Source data
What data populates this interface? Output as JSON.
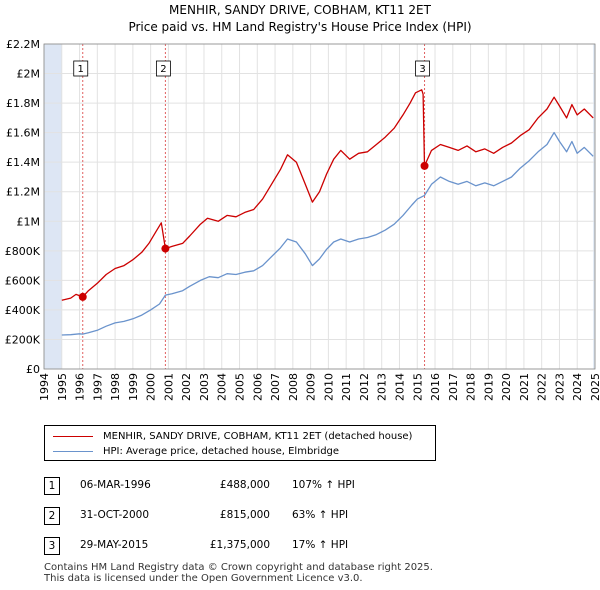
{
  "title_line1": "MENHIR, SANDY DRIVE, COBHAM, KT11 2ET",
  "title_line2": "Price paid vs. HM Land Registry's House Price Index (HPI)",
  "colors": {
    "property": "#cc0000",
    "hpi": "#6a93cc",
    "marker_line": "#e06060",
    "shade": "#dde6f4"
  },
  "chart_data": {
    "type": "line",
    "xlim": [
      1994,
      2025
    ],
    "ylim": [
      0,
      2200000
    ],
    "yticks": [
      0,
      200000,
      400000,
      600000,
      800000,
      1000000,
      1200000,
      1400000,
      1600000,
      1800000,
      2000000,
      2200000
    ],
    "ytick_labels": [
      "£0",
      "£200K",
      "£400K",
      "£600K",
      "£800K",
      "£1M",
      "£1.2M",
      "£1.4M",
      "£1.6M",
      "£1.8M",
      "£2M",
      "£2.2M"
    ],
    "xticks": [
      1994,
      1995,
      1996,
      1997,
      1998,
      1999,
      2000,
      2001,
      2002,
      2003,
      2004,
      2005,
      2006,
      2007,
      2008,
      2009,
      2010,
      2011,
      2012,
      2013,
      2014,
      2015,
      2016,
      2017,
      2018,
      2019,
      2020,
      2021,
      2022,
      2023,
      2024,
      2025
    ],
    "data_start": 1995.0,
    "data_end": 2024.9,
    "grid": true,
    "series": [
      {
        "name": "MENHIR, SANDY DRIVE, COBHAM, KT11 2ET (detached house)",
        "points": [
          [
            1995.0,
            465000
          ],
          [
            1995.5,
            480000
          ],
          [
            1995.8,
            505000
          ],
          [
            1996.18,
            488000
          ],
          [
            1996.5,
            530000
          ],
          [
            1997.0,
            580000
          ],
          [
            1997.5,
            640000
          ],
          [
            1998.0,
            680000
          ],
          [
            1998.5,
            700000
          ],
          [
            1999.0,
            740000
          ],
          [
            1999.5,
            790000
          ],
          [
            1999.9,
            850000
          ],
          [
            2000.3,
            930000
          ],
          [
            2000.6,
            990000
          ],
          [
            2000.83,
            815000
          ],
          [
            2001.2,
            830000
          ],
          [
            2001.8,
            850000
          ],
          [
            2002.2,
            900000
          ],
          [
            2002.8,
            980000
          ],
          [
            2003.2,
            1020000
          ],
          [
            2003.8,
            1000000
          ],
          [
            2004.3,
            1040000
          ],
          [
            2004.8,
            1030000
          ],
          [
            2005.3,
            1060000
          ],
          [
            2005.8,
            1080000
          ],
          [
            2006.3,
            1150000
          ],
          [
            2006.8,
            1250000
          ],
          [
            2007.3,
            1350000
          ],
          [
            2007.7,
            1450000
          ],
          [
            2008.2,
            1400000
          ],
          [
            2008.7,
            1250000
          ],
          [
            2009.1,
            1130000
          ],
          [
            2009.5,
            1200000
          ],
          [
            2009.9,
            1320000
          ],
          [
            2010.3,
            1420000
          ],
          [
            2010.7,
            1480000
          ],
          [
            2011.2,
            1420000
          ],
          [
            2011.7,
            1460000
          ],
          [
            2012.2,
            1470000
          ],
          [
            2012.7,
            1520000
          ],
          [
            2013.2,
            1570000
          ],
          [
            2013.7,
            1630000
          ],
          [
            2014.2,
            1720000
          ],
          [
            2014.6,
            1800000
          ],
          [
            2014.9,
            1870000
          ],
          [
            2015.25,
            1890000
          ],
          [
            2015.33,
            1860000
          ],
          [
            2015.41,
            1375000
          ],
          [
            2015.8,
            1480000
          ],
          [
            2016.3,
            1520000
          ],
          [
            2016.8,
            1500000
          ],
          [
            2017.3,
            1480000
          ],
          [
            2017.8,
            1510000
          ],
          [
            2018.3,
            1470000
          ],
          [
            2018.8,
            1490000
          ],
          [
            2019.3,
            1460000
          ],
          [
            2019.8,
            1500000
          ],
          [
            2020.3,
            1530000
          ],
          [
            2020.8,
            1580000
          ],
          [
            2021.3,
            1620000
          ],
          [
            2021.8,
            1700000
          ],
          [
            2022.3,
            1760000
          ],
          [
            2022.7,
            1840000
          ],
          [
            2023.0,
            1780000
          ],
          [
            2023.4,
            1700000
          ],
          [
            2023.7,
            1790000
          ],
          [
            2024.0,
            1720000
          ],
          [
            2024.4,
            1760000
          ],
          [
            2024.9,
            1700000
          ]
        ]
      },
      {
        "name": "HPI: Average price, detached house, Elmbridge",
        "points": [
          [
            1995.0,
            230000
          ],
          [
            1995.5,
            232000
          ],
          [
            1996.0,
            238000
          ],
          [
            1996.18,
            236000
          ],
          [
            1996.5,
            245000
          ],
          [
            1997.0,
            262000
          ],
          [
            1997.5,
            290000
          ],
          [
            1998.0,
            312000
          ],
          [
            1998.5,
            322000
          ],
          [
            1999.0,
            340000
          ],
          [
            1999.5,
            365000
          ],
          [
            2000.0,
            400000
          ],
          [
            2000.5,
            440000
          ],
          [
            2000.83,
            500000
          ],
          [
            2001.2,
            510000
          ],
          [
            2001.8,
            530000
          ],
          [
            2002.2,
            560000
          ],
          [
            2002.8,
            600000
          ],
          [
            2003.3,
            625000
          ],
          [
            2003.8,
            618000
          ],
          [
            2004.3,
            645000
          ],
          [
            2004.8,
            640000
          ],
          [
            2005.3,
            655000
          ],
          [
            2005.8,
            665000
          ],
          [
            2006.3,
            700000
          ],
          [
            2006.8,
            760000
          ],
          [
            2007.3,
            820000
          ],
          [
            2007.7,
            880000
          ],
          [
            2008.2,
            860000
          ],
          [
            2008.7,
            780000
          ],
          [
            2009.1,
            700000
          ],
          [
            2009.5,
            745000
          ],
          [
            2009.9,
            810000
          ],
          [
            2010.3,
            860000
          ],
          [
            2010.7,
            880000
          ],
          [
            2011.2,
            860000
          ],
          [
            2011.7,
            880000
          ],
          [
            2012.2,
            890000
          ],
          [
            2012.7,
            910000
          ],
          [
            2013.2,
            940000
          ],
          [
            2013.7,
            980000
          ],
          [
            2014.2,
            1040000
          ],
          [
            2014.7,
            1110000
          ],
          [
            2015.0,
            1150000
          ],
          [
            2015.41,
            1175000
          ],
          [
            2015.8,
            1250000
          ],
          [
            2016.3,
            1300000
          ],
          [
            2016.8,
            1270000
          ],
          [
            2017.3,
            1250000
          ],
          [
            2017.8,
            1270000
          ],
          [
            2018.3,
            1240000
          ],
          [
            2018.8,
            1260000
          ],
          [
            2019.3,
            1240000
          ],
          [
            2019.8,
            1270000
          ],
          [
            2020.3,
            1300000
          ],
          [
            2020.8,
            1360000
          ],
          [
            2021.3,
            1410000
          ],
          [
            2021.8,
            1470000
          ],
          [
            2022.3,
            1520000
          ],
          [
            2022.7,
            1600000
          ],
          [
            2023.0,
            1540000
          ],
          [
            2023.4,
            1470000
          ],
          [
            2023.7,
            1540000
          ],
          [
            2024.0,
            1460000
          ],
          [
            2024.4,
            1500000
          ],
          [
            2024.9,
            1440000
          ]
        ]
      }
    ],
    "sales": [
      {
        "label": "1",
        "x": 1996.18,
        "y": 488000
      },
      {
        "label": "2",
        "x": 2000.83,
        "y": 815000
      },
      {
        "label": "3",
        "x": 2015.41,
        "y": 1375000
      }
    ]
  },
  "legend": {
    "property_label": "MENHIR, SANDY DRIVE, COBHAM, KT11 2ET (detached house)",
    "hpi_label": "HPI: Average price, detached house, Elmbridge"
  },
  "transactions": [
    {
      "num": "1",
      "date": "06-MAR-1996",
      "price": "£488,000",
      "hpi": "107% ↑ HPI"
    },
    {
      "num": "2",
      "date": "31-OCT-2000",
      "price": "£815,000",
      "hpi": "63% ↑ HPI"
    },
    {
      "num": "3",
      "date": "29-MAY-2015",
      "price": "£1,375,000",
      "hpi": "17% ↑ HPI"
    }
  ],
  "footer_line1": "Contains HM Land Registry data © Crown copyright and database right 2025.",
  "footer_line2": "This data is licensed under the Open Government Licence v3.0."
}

---

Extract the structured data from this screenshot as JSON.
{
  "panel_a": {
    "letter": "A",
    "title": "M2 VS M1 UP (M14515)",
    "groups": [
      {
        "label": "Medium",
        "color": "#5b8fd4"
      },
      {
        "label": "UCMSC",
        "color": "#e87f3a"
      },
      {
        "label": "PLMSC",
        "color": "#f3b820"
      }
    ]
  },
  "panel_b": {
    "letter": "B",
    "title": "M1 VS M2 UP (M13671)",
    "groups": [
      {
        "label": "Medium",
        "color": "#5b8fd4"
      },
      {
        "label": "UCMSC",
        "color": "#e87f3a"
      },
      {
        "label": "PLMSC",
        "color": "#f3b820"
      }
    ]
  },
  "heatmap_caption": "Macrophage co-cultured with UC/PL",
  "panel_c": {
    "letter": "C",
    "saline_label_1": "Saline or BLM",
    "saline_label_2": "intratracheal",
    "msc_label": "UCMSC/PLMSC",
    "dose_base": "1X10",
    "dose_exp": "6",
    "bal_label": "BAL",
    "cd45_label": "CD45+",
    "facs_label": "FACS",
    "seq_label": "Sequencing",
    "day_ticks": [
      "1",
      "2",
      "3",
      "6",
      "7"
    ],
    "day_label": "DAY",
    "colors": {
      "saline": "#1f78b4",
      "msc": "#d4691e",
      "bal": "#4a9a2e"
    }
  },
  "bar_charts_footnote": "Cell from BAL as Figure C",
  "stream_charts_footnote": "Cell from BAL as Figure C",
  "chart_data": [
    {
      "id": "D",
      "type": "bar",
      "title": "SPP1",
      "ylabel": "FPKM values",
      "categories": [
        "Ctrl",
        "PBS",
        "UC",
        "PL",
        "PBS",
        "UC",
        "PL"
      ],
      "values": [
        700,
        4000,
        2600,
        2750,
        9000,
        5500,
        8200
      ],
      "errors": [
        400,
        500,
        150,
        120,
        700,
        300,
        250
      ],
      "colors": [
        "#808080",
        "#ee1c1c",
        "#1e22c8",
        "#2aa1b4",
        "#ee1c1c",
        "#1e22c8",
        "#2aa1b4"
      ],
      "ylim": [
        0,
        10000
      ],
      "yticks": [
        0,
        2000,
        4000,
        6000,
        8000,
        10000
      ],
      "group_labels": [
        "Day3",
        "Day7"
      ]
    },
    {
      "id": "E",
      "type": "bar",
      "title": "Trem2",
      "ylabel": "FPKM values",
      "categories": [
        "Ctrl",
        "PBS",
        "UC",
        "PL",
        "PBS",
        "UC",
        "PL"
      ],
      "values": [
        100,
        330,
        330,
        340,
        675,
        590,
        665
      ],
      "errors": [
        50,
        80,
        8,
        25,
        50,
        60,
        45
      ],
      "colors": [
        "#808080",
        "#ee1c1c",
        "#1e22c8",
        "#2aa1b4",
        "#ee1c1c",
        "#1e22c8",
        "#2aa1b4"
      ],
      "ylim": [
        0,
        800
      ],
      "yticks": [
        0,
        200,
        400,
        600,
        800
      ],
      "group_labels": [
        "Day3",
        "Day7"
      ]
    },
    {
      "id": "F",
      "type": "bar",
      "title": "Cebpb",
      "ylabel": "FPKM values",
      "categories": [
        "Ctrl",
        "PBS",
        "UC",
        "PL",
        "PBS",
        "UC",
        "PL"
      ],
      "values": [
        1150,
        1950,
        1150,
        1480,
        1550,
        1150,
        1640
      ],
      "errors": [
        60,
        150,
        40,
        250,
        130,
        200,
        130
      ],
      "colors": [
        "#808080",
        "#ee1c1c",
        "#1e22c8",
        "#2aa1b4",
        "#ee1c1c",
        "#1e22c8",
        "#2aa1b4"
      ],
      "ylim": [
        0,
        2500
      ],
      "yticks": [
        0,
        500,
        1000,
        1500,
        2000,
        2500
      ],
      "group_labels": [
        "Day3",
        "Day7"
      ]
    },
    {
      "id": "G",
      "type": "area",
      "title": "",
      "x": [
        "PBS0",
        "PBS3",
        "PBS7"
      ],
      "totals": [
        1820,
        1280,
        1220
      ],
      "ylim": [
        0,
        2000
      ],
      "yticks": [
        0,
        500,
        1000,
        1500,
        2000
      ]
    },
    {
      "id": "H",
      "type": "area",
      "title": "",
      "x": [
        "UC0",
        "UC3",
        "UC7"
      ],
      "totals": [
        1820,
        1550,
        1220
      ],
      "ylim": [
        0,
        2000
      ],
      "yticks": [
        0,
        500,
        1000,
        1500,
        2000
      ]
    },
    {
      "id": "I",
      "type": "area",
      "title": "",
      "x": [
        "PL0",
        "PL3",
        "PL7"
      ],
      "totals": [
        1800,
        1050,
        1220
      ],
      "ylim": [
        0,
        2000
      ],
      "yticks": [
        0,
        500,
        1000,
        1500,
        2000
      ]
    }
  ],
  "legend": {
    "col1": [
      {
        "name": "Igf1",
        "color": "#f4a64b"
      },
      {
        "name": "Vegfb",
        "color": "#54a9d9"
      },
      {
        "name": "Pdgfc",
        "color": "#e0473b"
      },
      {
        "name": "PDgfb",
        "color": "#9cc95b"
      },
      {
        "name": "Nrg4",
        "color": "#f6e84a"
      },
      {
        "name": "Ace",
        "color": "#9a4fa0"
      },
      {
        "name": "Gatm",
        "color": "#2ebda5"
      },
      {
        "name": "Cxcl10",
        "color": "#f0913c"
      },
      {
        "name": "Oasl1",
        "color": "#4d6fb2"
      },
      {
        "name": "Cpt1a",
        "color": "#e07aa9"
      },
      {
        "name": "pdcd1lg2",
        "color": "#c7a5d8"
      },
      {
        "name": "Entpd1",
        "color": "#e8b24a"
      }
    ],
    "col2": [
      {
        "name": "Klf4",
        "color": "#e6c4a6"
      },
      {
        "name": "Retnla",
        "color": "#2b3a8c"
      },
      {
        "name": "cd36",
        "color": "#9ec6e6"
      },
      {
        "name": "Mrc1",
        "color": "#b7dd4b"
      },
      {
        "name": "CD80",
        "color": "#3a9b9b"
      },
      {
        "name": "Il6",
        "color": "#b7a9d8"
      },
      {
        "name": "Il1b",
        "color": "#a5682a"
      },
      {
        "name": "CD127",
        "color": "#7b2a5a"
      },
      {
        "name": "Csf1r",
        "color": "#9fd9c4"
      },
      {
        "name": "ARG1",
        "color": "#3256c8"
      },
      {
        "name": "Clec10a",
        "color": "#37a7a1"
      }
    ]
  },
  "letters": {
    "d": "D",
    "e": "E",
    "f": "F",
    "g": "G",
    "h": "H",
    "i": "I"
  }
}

==

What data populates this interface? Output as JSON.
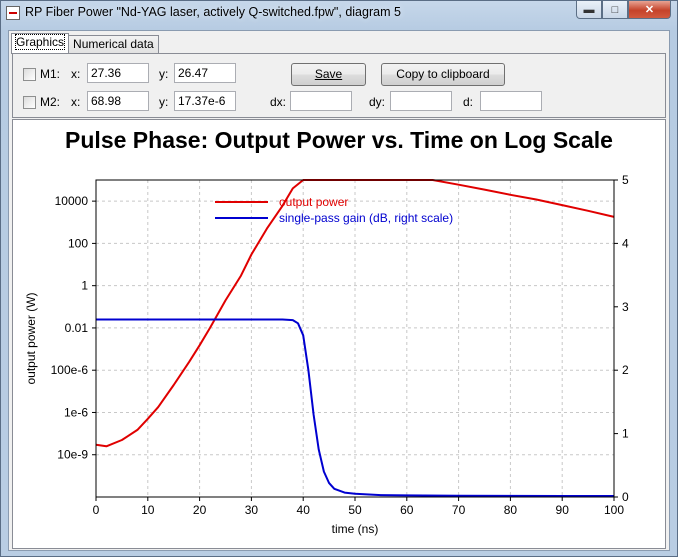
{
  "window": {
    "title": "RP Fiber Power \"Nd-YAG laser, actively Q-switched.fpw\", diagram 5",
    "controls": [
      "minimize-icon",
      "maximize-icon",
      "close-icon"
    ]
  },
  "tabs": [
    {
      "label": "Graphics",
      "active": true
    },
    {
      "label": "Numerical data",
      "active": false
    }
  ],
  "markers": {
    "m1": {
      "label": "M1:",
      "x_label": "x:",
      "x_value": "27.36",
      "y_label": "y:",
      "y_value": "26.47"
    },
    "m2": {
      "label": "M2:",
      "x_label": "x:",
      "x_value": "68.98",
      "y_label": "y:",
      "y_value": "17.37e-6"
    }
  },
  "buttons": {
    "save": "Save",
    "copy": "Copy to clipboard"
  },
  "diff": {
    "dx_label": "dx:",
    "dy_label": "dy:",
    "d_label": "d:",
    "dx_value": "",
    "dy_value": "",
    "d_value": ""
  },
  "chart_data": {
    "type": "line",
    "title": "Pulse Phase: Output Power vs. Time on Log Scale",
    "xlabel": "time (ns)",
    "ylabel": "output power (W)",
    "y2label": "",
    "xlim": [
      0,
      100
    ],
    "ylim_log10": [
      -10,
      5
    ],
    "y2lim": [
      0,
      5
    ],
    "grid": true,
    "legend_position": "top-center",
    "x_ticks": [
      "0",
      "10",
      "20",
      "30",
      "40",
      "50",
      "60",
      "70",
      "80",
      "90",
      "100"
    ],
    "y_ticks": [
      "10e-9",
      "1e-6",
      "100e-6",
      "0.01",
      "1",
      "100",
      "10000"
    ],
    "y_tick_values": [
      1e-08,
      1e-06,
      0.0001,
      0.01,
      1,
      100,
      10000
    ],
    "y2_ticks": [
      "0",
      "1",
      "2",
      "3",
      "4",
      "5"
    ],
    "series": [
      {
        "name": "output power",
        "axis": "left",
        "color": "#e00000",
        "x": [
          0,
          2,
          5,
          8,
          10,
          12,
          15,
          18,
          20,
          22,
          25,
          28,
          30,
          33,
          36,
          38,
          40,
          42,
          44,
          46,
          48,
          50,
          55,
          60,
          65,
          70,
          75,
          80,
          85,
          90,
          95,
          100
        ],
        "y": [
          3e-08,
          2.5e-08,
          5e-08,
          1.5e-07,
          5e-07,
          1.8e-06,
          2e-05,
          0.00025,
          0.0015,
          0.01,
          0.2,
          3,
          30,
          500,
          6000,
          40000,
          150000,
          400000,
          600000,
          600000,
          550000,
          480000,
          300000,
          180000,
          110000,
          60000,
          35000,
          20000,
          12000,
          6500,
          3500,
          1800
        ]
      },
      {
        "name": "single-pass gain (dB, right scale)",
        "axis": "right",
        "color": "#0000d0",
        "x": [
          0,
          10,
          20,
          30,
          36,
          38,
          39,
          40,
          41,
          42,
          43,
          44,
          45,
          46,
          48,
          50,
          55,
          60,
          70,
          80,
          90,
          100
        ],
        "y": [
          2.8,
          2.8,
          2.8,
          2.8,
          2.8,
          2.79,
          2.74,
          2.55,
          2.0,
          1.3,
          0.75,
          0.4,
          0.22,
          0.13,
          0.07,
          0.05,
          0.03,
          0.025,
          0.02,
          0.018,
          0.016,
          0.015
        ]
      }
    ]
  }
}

◆ **Given request**
Copy every line of the data that holds the string "Land".

◆ **Problem solution**
  "title_line2": "Price paid vs. HM Land Registry's House Price Index (HPI)",
  "footer_line1": "Contains HM Land Registry data © Crown copyright and database right 2025.",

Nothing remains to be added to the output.